» DATA SHOWN:
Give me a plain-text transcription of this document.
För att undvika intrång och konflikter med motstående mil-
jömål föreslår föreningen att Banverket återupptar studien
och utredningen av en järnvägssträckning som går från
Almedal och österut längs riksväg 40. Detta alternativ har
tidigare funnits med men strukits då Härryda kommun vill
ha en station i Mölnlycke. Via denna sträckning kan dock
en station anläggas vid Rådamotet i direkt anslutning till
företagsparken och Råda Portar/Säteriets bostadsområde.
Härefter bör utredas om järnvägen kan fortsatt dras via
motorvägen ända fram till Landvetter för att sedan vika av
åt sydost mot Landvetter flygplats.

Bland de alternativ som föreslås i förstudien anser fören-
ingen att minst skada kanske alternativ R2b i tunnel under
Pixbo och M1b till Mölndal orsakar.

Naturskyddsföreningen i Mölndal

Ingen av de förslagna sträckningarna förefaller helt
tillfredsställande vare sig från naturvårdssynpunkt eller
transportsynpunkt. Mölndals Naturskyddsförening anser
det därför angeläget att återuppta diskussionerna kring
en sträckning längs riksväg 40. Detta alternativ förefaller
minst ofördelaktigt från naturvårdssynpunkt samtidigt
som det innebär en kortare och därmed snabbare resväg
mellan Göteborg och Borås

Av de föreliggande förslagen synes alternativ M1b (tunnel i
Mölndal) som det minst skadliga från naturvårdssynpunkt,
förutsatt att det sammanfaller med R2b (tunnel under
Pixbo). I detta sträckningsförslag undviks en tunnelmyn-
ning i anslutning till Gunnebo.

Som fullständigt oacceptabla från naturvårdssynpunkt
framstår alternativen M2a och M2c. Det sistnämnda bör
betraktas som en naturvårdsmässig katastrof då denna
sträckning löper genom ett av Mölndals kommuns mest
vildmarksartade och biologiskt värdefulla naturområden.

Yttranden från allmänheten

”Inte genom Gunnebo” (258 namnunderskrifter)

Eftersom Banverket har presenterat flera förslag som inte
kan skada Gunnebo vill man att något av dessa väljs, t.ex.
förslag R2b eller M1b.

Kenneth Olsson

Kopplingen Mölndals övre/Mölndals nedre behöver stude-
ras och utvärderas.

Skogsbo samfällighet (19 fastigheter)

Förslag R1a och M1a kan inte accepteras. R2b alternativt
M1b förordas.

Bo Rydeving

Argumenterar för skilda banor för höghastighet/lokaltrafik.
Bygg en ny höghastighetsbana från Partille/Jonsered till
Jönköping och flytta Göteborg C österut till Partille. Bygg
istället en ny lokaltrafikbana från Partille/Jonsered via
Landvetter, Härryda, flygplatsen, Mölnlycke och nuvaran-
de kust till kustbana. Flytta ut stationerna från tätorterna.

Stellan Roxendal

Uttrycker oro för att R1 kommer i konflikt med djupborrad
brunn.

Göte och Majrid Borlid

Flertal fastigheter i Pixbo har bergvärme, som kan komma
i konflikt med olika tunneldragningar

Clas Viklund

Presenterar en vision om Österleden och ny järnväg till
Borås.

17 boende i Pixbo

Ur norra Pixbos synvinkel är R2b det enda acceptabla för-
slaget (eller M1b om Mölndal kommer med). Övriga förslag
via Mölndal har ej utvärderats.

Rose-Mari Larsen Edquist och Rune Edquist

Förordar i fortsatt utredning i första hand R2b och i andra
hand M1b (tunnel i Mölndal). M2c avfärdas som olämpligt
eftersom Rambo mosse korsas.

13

» REQUIRED WORK:
Reproduce the data exactly, character for character.

» SOLUTION TO THIS PROBLEM:
Give me a plain-text transcription of this document.
För att undvika intrång och konflikter med motstående mil-
jömål föreslår föreningen att Banverket återupptar studien
och utredningen av en järnvägssträckning som går från
Almedal och österut längs riksväg 40. Detta alternativ har
tidigare funnits med men strukits då Härryda kommun vill
ha en station i Mölnlycke. Via denna sträckning kan dock
en station anläggas vid Rådamotet i direkt anslutning till
företagsparken och Råda Portar/Säteriets bostadsområde.
Härefter bör utredas om järnvägen kan fortsatt dras via
motorvägen ända fram till Landvetter för att sedan vika av
åt sydost mot Landvetter flygplats.

Bland de alternativ som föreslås i förstudien anser fören-
ingen att minst skada kanske alternativ R2b i tunnel under
Pixbo och M1b till Mölndal orsakar.

Naturskyddsföreningen i Mölndal

Ingen av de förslagna sträckningarna förefaller helt
tillfredsställande vare sig från naturvårdssynpunkt eller
transportsynpunkt. Mölndals Naturskyddsförening anser
det därför angeläget att återuppta diskussionerna kring
en sträckning längs riksväg 40. Detta alternativ förefaller
minst ofördelaktigt från naturvårdssynpunkt samtidigt
som det innebär en kortare och därmed snabbare resväg
mellan Göteborg och Borås

Av de föreliggande förslagen synes alternativ M1b (tunnel i
Mölndal) som det minst skadliga från naturvårdssynpunkt,
förutsatt att det sammanfaller med R2b (tunnel under
Pixbo). I detta sträckningsförslag undviks en tunnelmyn-
ning i anslutning till Gunnebo.

Som fullständigt oacceptabla från naturvårdssynpunkt
framstår alternativen M2a och M2c. Det sistnämnda bör
betraktas som en naturvårdsmässig katastrof då denna
sträckning löper genom ett av Mölndals kommuns mest
vildmarksartade och biologiskt värdefulla naturområden.

Yttranden från allmänheten

”Inte genom Gunnebo” (258 namnunderskrifter)

Eftersom Banverket har presenterat flera förslag som inte
kan skada Gunnebo vill man att något av dessa väljs, t.ex.
förslag R2b eller M1b.

Kenneth Olsson

Kopplingen Mölndals övre/Mölndals nedre behöver stude-
ras och utvärderas.

Skogsbo samfällighet (19 fastigheter)

Förslag R1a och M1a kan inte accepteras. R2b alternativt
M1b förordas.

Bo Rydeving

Argumenterar för skilda banor för höghastighet/lokaltrafik.
Bygg en ny höghastighetsbana från Partille/Jonsered till
Jönköping och flytta Göteborg C österut till Partille. Bygg
istället en ny lokaltrafikbana från Partille/Jonsered via
Landvetter, Härryda, flygplatsen, Mölnlycke och nuvaran-
de kust till kustbana. Flytta ut stationerna från tätorterna.

Stellan Roxendal

Uttrycker oro för att R1 kommer i konflikt med djupborrad
brunn.

Göte och Majrid Borlid

Flertal fastigheter i Pixbo har bergvärme, som kan komma
i konflikt med olika tunneldragningar

Clas Viklund

Presenterar en vision om Österleden och ny järnväg till
Borås.

17 boende i Pixbo

Ur norra Pixbos synvinkel är R2b det enda acceptabla för-
slaget (eller M1b om Mölndal kommer med). Övriga förslag
via Mölndal har ej utvärderats.

Rose-Mari Larsen Edquist och Rune Edquist

Förordar i fortsatt utredning i första hand R2b och i andra
hand M1b (tunnel i Mölndal). M2c avfärdas som olämpligt
eftersom Rambo mosse korsas.

13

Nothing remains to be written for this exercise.